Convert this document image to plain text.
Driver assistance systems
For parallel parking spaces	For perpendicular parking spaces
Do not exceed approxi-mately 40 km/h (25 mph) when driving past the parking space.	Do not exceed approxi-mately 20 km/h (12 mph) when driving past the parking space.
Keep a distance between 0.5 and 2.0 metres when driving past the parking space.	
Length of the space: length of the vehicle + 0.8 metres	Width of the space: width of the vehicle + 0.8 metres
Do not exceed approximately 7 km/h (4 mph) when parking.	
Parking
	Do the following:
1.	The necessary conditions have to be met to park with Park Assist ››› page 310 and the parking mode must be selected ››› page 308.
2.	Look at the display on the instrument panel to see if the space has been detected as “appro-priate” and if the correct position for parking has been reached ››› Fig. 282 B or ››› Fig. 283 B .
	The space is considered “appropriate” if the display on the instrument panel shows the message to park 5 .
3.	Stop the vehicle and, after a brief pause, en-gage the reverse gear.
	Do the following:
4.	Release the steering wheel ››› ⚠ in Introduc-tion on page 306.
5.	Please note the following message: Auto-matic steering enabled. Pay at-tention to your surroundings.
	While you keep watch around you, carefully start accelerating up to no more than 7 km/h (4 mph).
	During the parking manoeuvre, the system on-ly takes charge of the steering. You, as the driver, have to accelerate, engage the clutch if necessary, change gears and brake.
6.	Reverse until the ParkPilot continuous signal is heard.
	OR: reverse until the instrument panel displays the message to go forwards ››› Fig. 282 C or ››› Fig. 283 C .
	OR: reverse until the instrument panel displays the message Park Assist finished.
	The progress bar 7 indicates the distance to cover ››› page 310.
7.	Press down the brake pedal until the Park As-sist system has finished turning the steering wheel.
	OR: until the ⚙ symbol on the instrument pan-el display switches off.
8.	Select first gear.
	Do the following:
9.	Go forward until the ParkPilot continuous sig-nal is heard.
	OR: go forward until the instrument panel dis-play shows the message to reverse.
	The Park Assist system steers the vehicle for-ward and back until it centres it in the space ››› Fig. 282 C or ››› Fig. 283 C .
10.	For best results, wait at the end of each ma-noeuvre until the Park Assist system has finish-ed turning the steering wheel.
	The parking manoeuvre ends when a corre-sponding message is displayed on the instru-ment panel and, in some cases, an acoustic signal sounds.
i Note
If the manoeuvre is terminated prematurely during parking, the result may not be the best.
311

--

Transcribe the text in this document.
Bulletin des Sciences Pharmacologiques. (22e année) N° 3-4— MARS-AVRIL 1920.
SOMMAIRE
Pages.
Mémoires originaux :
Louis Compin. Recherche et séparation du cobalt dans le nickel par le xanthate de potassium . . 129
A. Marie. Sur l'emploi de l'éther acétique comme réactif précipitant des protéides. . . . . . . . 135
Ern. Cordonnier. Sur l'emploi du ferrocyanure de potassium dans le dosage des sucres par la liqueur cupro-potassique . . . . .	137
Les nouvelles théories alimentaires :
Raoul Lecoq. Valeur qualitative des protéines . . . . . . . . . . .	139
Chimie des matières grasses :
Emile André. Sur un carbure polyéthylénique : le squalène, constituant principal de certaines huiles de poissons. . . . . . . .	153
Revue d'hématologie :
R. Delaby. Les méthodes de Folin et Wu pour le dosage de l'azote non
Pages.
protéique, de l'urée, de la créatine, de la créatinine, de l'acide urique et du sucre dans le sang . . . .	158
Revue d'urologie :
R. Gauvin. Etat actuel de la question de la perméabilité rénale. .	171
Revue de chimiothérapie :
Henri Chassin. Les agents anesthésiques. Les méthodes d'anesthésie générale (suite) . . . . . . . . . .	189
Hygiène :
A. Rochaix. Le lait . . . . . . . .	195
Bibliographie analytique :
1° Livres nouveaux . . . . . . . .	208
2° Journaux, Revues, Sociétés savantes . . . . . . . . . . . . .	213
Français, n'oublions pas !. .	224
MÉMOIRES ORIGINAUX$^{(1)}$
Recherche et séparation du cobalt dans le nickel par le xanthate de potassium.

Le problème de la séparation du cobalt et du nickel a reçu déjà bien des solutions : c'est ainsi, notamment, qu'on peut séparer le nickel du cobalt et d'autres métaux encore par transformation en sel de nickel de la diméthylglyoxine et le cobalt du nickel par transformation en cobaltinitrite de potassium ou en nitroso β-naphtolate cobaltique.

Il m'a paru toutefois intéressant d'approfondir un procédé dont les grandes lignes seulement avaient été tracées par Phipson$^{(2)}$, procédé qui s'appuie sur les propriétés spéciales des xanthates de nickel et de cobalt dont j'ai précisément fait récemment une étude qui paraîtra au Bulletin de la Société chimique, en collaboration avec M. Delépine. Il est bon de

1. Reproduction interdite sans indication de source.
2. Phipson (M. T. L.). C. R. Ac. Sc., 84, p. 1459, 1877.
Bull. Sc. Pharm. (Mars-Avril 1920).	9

==

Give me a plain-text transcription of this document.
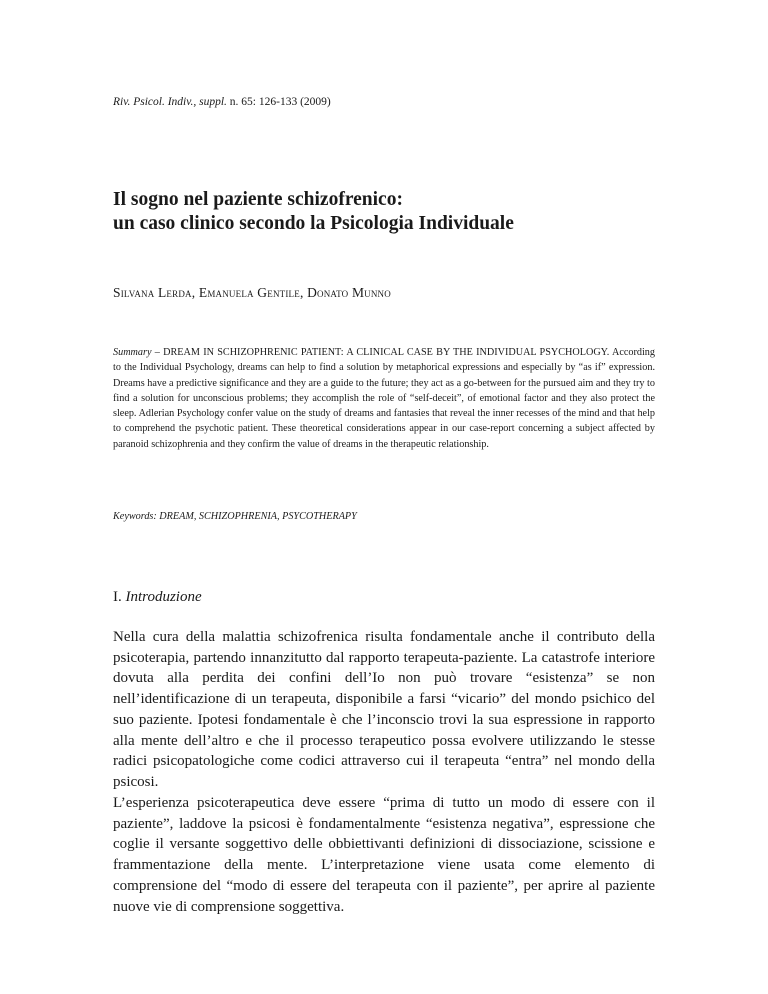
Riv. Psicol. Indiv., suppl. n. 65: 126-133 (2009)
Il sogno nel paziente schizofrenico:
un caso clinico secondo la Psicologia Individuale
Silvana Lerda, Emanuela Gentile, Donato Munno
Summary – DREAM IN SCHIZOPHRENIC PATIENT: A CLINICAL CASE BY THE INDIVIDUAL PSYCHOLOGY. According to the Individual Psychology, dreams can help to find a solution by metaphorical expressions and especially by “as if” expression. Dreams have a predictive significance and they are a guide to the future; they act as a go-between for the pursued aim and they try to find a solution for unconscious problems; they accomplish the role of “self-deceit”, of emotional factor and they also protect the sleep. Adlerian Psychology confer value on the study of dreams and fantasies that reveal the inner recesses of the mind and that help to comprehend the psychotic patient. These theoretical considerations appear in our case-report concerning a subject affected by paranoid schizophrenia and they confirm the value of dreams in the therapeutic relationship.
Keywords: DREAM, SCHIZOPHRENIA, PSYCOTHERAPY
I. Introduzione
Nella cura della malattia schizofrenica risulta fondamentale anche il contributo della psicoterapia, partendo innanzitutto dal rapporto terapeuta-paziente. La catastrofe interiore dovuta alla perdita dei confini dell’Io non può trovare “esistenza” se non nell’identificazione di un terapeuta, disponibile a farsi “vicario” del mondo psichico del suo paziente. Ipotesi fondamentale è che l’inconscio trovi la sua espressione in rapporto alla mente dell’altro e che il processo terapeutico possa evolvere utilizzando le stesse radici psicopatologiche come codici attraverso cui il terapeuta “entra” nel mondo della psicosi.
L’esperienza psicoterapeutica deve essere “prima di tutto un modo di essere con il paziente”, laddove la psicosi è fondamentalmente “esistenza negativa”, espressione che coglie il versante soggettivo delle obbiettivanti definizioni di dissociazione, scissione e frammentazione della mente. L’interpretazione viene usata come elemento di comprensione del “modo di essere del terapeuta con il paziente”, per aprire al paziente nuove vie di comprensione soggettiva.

■ Exercise:
Pull out all lines containing "shows".

■ Written answer:
	The space is considered “appropriate” if the display on the instrument panel shows the message to park 5 .
	OR: go forward until the instrument panel dis-play shows the message to reverse.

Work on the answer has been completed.